Short task: Count how many lines hold the word "name" and give that number as the whole answer.

-- Begin Records for the exercise --

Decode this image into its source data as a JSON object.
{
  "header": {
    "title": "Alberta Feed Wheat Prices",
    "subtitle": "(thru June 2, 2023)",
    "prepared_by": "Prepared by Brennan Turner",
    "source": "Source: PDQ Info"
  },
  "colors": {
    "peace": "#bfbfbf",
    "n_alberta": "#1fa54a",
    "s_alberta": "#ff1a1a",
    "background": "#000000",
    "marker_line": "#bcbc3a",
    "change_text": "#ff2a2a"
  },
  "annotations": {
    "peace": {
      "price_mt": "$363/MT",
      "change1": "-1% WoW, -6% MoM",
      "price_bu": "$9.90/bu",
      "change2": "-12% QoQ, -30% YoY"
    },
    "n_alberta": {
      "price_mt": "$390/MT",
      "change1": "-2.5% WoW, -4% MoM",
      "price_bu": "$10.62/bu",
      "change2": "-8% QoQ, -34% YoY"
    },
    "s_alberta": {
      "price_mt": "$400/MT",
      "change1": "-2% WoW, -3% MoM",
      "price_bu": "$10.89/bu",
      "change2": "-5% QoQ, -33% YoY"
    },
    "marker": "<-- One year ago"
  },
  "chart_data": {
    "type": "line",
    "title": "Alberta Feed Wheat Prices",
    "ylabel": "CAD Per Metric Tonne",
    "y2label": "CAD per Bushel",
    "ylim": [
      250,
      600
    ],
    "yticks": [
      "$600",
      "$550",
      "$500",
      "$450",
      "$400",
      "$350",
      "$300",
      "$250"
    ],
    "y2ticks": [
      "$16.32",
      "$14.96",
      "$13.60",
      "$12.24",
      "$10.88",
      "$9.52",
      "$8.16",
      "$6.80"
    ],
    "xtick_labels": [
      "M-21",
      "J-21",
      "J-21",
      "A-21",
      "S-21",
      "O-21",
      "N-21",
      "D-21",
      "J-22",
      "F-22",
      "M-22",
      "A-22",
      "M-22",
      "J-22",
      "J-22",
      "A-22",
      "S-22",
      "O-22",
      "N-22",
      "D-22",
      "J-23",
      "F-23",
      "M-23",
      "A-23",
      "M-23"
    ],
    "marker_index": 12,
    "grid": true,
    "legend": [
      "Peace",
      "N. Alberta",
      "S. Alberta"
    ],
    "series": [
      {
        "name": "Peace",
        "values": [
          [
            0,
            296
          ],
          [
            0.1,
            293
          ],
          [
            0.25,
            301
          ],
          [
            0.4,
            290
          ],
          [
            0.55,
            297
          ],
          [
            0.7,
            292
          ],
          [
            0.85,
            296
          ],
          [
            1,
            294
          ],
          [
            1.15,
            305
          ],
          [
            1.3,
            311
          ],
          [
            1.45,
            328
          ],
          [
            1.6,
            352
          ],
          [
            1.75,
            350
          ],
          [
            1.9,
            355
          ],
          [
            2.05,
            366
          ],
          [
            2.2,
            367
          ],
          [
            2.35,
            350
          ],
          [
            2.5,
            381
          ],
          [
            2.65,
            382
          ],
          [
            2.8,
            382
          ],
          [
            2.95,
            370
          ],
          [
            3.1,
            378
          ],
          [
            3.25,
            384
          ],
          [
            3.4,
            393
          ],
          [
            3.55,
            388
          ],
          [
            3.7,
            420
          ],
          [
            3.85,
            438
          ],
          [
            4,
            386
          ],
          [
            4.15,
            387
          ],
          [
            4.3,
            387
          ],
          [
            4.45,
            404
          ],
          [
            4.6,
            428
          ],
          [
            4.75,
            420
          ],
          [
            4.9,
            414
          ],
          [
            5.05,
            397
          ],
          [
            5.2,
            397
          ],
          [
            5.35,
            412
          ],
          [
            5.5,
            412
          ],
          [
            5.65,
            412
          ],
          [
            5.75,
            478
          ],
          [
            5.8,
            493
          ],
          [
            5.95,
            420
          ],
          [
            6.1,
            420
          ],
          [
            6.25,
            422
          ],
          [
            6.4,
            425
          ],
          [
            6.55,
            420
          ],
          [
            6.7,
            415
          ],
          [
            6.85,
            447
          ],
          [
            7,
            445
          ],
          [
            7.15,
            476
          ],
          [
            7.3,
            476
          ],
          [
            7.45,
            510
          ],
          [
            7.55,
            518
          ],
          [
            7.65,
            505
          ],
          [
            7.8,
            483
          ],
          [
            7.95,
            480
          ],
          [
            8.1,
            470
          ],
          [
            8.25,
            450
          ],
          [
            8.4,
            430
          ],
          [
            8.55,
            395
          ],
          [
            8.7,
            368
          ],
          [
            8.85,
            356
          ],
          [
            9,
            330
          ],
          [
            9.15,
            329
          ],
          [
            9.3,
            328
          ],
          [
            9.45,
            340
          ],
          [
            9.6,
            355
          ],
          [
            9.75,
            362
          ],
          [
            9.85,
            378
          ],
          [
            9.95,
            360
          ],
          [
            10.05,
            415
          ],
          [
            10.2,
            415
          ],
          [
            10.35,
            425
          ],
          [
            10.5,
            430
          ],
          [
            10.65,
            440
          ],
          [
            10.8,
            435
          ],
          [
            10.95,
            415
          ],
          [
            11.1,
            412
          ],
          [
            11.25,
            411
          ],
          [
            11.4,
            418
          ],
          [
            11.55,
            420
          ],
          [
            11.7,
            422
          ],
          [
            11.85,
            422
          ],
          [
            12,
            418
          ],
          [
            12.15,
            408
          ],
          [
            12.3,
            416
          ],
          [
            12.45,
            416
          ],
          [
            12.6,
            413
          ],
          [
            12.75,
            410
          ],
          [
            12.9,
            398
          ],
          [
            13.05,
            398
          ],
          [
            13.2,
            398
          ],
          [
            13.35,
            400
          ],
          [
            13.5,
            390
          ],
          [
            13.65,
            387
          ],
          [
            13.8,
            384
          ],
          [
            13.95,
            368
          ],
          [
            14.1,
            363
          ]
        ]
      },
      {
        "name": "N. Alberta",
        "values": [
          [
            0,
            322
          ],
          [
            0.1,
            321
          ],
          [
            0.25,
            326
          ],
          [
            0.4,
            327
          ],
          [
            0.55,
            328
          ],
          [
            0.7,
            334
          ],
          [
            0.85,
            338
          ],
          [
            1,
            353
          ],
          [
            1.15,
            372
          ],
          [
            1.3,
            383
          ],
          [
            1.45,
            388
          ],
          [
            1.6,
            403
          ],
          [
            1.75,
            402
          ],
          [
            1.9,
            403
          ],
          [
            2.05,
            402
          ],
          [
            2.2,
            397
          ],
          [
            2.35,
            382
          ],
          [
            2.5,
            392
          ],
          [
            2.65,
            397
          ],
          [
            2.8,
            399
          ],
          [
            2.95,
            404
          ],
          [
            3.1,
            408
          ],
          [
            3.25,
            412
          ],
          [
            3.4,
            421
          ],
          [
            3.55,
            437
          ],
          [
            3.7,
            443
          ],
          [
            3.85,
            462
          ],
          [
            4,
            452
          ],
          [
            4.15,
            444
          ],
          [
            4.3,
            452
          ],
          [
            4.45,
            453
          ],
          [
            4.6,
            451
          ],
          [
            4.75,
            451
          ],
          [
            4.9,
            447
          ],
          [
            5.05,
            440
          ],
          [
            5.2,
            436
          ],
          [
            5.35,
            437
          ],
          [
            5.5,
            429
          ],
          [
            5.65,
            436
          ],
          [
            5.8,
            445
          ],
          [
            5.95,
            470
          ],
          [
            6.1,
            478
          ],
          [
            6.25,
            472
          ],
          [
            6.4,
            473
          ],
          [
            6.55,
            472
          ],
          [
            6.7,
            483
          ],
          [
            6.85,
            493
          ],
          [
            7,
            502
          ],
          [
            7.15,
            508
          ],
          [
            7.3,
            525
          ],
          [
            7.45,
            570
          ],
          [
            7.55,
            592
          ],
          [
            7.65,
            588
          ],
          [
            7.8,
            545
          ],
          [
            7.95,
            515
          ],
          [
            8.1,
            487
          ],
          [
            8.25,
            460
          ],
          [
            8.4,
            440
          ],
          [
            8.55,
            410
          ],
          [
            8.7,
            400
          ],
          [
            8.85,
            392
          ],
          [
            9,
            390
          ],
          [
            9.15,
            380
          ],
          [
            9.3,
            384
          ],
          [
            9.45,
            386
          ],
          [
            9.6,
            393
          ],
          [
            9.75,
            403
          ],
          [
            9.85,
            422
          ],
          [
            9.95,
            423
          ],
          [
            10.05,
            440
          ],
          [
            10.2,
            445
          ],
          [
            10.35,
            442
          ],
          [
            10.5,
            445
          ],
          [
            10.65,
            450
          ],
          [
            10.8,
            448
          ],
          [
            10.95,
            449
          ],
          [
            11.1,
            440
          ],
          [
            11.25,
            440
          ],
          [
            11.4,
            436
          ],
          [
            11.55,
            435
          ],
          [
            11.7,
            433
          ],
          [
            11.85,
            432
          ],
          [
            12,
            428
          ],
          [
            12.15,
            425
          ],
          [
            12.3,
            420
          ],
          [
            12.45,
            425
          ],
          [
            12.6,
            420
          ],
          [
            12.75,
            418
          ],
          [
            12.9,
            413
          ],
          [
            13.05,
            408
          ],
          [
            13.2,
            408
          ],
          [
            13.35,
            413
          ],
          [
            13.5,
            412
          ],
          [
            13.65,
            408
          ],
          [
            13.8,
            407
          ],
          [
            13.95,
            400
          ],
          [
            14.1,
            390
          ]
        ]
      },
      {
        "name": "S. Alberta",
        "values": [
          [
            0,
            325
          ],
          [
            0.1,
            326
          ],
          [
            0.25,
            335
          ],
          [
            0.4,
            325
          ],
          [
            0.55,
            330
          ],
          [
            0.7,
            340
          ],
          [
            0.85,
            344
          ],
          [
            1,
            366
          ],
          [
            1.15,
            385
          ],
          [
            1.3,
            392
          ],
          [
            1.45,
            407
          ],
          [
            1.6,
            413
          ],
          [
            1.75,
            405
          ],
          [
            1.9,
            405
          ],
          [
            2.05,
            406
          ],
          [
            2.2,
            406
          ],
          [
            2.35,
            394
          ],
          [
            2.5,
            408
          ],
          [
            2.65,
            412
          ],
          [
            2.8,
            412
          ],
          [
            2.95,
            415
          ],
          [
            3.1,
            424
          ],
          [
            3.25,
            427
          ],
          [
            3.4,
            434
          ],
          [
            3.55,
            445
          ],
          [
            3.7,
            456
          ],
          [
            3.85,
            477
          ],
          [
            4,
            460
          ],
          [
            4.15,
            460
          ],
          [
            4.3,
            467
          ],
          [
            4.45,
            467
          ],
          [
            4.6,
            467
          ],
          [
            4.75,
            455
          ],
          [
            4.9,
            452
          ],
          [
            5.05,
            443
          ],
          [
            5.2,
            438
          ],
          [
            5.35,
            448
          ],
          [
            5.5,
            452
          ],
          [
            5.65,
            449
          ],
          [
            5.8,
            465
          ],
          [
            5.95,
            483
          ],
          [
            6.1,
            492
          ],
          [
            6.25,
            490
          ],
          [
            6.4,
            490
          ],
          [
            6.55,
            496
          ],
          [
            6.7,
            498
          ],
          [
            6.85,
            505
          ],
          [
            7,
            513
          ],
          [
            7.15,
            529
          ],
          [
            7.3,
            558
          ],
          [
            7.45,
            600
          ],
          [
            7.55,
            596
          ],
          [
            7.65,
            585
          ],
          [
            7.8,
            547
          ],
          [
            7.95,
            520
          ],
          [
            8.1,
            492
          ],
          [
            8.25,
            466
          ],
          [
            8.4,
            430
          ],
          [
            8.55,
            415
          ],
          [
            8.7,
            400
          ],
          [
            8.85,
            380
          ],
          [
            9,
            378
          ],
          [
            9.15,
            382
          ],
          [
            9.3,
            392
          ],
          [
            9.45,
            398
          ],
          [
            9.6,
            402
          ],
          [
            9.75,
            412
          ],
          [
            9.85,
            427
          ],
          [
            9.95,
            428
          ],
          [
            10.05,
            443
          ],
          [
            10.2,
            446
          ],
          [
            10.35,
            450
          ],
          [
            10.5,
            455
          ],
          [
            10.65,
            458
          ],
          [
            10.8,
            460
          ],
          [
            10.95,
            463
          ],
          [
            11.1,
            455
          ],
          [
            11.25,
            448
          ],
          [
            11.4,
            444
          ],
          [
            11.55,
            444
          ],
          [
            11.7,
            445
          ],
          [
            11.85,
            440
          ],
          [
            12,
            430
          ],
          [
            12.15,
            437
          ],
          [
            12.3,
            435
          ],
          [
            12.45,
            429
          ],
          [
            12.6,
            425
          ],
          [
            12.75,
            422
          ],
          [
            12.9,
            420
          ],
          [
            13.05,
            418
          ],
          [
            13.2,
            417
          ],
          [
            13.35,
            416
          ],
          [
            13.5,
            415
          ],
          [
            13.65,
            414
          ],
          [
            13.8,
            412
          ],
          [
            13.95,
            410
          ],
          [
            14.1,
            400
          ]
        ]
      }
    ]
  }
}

-- End Records for the exercise --

Completed exercise: 3